## Collected data entries:
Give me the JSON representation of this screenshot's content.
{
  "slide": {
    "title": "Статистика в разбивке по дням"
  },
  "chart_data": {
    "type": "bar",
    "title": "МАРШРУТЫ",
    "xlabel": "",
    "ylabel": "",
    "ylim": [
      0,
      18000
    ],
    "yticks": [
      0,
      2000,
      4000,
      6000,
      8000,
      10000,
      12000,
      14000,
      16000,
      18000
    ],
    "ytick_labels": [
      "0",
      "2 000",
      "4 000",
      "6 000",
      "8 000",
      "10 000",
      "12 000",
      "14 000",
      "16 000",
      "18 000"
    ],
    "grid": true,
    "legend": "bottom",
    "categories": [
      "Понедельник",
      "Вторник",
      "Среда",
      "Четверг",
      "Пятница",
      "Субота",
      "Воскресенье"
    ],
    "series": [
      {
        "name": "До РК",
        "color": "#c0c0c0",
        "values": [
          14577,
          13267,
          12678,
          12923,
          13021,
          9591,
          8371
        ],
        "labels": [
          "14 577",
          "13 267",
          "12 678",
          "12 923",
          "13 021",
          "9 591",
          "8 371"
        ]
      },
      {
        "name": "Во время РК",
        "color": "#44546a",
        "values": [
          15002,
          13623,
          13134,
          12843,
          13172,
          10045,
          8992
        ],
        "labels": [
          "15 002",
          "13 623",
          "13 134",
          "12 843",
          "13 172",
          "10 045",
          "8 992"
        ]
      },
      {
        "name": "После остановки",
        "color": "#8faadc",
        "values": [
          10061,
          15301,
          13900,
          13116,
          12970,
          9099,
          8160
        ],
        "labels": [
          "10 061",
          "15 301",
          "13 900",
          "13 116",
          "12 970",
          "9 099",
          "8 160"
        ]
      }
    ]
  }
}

## Written problem:
Return the entries above exactly, each one complete.

## Complete answer:
Give me the JSON representation of this screenshot's content.
{
  "slide": {
    "title": "Статистика в разбивке по дням"
  },
  "chart_data": {
    "type": "bar",
    "title": "МАРШРУТЫ",
    "xlabel": "",
    "ylabel": "",
    "ylim": [
      0,
      18000
    ],
    "yticks": [
      0,
      2000,
      4000,
      6000,
      8000,
      10000,
      12000,
      14000,
      16000,
      18000
    ],
    "ytick_labels": [
      "0",
      "2 000",
      "4 000",
      "6 000",
      "8 000",
      "10 000",
      "12 000",
      "14 000",
      "16 000",
      "18 000"
    ],
    "grid": true,
    "legend": "bottom",
    "categories": [
      "Понедельник",
      "Вторник",
      "Среда",
      "Четверг",
      "Пятница",
      "Субота",
      "Воскресенье"
    ],
    "series": [
      {
        "name": "До РК",
        "color": "#c0c0c0",
        "values": [
          14577,
          13267,
          12678,
          12923,
          13021,
          9591,
          8371
        ],
        "labels": [
          "14 577",
          "13 267",
          "12 678",
          "12 923",
          "13 021",
          "9 591",
          "8 371"
        ]
      },
      {
        "name": "Во время РК",
        "color": "#44546a",
        "values": [
          15002,
          13623,
          13134,
          12843,
          13172,
          10045,
          8992
        ],
        "labels": [
          "15 002",
          "13 623",
          "13 134",
          "12 843",
          "13 172",
          "10 045",
          "8 992"
        ]
      },
      {
        "name": "После остановки",
        "color": "#8faadc",
        "values": [
          10061,
          15301,
          13900,
          13116,
          12970,
          9099,
          8160
        ],
        "labels": [
          "10 061",
          "15 301",
          "13 900",
          "13 116",
          "12 970",
          "9 099",
          "8 160"
        ]
      }
    ]
  }
}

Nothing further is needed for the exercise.